**TEKS PILIHAN**
- - - - - - -

A.     Riwayat Penemuan Candi Penataran
Semenjak runtuhnya kerajaan Majapahit yang kemudian di susul dengan masuknya agama Islam, banyak bangunan suci yang berkaitan dengan agama Hindu / Budha begitu saja di tinggalkan oleh masyarakat penganutnya. Lama-lama bangunan-bangunan suci yang tidak lagi dipergunakan itu di lupakan orang-orang karena masyarakat sebagian besar telah berganti kepercayaan. Akibatnya bangunan tersebut menjadi terlantar tidak ada lagi yang mengurusnya, pada akhirnya tertimbun longsoran tanah dan semak semak belukar. Yang nampak adalah puing - puing berserakan di sana sini. Ketika daerah ini berkembang menjadi pemukiman keadaannya menjadi lebih parah lagi. Batu - batu candinya di bongkar orang dari susunannya untuk keperluaan alas bangunan rumah atau pengeras jalan, sedangkan batu batanya di tumbuk untuk dijadikan semen merah. Sejumlah batu-batu berhias dan juga arca-arca di ambil oleh sinder - sinder perkebunan. Keadaan yang menyedihkan ini berlangsung cukup lama, sampai datangnya para peneliti pada sekitar permulaan abad XIX. Dengan keahlian yang dimilikinya mulailah para peneliti itu mengadakan rekonstruksi dan pemugaran.
Demikian juga keadaan komplek percandian Panataran dimasa lalu. Candi Penataran di temukan pada tahun 1815 tetapi sampai tahun 1850 belum banyak di kenal. Penemunya adalah Sir Thomas Stamfort Raffles (1781 - 1826), letnan gubernur jendral kolonial Inggris yang berkuasa di negara kita pada waktu itu.

- - - - - - -

**SOAL LATIHAN**
Jawab pertanyaan berikut berdasarkan teks tentang Candi Penataran.
1. Untuk apa batu bata candi ditumbuk?
2. Kapan para peneliti datang?
3. Pada tahun berapa Candi Penataran ditemukan?

**KUMPULAN DATA**

- - - - - - -

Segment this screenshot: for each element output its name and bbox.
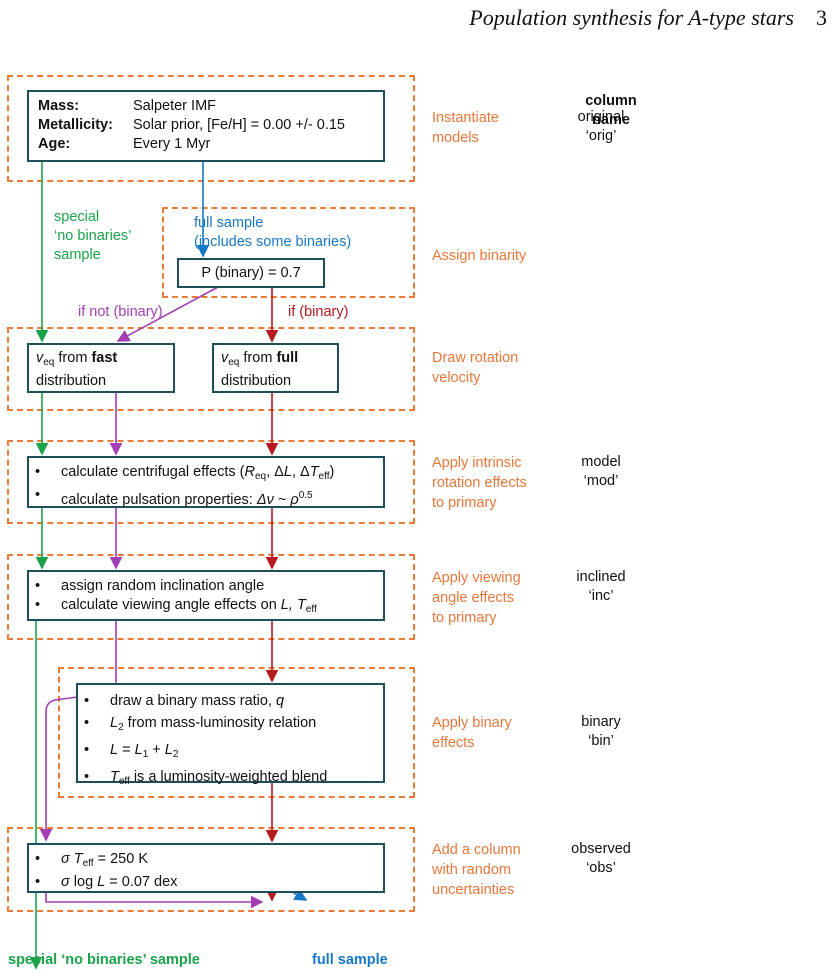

- - - - - - -

**JAWABAN LATIHAN**
1. Untuk dijadikan semen merah.
2. Sekitar permulaan abad XIX.
3. Tahun 1815.